MATERIAL FOR THIS EXERCISE
——————

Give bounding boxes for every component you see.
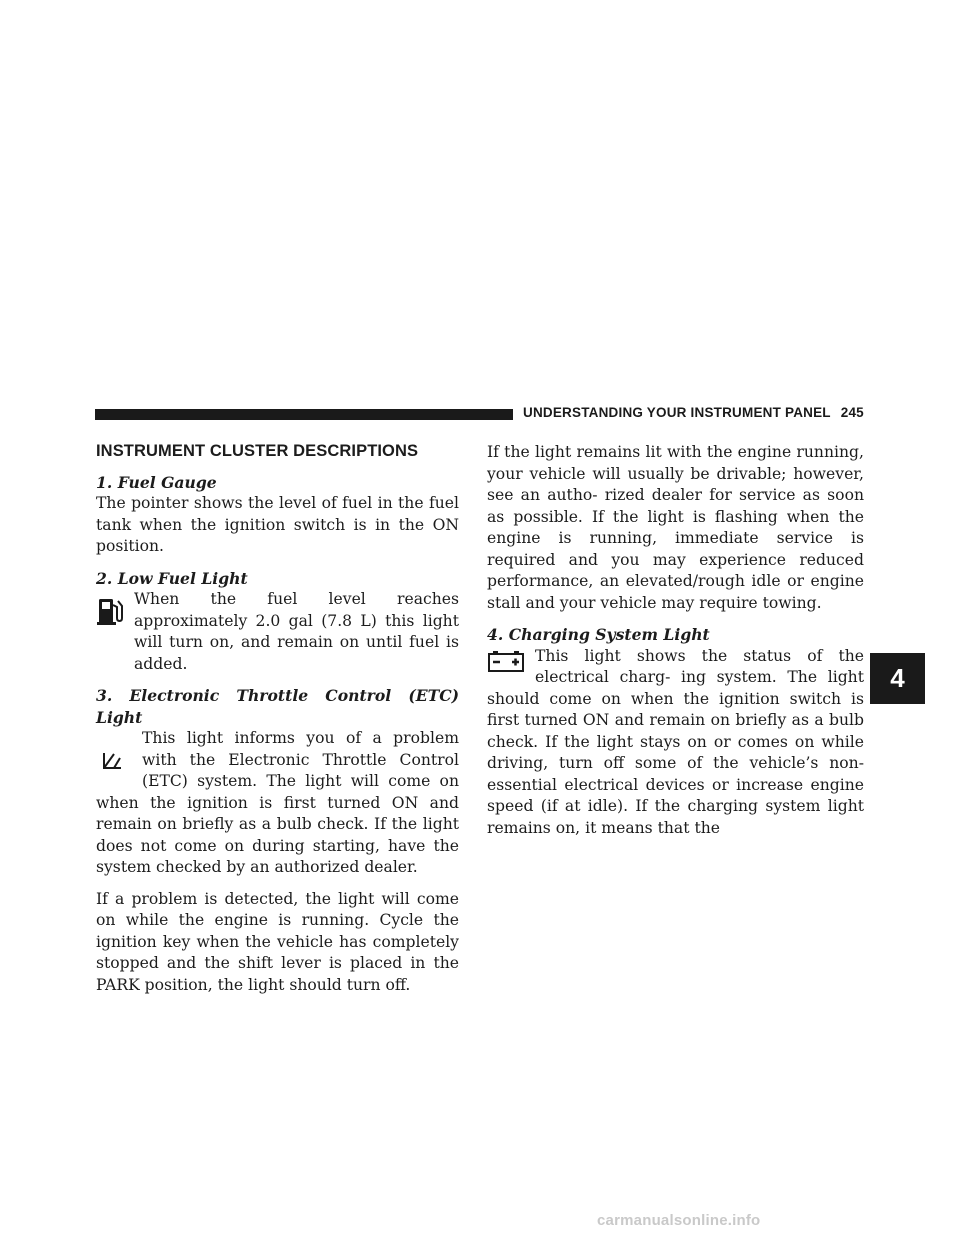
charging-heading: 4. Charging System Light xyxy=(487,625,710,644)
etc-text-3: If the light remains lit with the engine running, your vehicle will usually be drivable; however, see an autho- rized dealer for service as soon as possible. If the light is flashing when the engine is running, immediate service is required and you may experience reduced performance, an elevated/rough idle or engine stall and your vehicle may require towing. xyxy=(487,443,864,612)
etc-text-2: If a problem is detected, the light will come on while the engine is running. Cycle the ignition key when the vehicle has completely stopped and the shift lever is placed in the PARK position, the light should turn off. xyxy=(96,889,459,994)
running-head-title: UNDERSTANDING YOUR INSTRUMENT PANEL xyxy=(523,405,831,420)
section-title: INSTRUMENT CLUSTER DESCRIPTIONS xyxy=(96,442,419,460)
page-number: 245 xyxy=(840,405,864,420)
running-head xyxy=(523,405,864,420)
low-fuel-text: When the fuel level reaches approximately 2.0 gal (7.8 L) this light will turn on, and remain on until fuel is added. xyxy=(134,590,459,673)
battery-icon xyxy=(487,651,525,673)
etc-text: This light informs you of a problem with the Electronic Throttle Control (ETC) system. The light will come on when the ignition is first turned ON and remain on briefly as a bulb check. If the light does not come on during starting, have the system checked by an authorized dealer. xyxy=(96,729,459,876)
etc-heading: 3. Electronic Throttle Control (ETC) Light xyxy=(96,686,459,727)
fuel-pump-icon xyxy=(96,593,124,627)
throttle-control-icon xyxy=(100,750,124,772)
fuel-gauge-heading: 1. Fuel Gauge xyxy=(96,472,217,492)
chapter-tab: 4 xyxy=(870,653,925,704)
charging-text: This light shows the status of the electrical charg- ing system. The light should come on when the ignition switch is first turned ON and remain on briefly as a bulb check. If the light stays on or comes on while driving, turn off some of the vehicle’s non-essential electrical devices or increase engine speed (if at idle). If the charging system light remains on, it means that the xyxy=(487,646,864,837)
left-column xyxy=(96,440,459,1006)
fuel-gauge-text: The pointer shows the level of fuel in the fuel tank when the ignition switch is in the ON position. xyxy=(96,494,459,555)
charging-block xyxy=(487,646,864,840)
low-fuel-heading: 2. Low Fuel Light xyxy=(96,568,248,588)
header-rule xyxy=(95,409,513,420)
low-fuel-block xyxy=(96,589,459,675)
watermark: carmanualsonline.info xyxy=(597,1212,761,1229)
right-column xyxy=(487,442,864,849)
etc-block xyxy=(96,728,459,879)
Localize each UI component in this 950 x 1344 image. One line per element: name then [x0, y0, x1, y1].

——————

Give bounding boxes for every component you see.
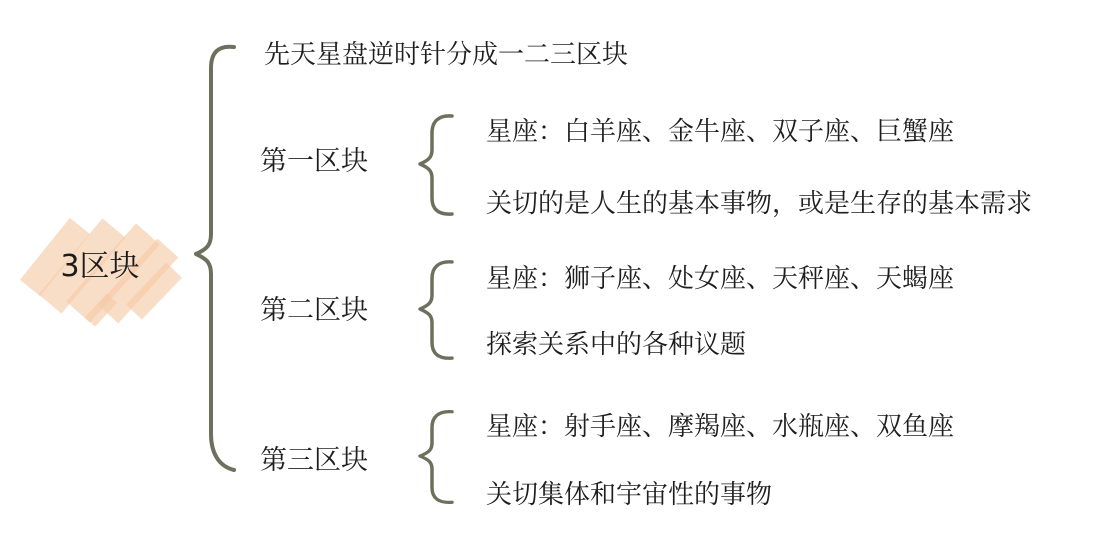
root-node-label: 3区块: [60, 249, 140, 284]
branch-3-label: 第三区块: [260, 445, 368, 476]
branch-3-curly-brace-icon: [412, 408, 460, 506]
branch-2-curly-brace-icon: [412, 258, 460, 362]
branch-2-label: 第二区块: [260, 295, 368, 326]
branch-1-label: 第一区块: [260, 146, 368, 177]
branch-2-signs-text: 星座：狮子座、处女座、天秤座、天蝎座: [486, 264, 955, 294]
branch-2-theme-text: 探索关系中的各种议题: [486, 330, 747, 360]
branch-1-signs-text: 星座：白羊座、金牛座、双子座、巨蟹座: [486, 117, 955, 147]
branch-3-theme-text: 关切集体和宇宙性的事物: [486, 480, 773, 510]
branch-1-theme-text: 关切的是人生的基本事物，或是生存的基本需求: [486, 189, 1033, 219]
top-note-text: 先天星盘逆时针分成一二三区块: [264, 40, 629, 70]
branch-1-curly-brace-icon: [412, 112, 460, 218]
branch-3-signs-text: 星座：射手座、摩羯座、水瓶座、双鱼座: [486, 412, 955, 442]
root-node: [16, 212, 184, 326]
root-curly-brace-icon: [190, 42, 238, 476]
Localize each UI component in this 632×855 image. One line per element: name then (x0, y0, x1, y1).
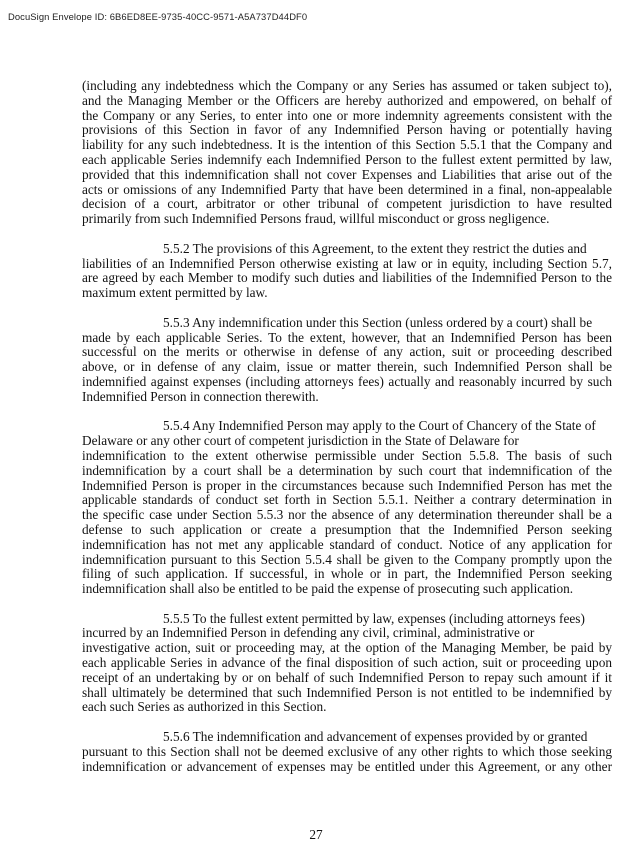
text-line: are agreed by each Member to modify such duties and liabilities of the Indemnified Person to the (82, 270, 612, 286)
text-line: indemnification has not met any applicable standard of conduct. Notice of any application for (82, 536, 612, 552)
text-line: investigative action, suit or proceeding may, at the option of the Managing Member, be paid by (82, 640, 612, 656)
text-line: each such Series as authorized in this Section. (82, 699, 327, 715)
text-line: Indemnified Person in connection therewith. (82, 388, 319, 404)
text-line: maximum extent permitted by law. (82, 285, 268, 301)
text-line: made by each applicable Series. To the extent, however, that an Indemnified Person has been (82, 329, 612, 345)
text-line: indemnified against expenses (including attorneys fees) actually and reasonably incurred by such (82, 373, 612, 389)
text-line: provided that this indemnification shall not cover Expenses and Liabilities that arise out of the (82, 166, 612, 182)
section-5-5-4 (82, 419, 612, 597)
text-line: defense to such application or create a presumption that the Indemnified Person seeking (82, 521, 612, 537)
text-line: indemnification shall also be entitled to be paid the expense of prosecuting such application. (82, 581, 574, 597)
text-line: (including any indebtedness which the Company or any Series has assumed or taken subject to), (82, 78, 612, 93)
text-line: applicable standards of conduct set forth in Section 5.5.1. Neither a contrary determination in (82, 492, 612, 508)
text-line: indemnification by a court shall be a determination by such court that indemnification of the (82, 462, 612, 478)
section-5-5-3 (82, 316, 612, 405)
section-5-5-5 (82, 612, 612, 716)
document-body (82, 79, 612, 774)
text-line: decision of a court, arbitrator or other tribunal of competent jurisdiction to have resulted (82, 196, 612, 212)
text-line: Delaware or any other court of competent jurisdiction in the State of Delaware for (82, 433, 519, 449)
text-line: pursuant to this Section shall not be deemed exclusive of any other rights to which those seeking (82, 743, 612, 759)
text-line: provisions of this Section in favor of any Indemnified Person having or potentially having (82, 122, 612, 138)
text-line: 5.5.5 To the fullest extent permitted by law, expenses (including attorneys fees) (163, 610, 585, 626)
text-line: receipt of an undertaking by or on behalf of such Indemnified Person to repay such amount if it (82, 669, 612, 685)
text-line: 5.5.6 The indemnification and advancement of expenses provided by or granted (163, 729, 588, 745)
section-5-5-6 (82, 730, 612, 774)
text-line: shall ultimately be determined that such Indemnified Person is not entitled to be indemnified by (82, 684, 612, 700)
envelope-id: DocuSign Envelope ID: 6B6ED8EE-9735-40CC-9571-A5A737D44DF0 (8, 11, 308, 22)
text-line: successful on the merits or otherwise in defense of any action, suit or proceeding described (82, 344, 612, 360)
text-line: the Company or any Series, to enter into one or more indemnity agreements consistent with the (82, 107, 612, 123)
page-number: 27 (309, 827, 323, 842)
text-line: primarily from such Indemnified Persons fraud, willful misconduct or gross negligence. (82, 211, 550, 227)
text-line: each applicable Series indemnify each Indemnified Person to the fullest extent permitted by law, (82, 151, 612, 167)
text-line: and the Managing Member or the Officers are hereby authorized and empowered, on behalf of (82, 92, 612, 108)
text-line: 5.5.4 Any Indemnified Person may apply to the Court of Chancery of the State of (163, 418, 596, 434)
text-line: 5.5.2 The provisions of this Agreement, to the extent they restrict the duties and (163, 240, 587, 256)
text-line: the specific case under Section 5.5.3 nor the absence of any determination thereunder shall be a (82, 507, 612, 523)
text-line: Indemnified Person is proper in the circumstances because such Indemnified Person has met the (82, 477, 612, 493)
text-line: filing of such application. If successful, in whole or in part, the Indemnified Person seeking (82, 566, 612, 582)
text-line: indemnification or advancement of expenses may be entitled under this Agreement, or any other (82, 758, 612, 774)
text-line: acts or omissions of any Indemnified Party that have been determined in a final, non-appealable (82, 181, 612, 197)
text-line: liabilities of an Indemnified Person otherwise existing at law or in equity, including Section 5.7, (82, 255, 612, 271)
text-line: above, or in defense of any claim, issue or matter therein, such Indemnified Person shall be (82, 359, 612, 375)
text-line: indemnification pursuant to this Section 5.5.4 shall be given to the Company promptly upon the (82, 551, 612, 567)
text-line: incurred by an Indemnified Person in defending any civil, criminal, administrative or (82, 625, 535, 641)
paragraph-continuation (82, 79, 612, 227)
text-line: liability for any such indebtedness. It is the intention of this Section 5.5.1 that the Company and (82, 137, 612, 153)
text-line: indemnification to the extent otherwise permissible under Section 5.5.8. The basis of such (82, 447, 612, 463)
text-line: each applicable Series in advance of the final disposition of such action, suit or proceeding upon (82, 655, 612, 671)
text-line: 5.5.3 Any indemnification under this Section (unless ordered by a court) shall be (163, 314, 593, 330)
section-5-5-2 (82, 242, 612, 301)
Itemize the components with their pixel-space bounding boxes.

——————

STATED EXERCISE
Transcribe the lines verbatim, beginning at the line that contains "root-node-label: 3区块: [60, 249, 140, 284]" and stopping after the line that contains "branch-1-label: 第一区块: [260, 146, 368, 177]".

RESPONSE BELOW
root-node-label: 3区块: [60, 249, 140, 284]
branch-3-label: 第三区块: [260, 445, 368, 476]
branch-3-curly-brace-icon: [412, 408, 460, 506]
branch-2-curly-brace-icon: [412, 258, 460, 362]
branch-2-label: 第二区块: [260, 295, 368, 326]
branch-1-label: 第一区块: [260, 146, 368, 177]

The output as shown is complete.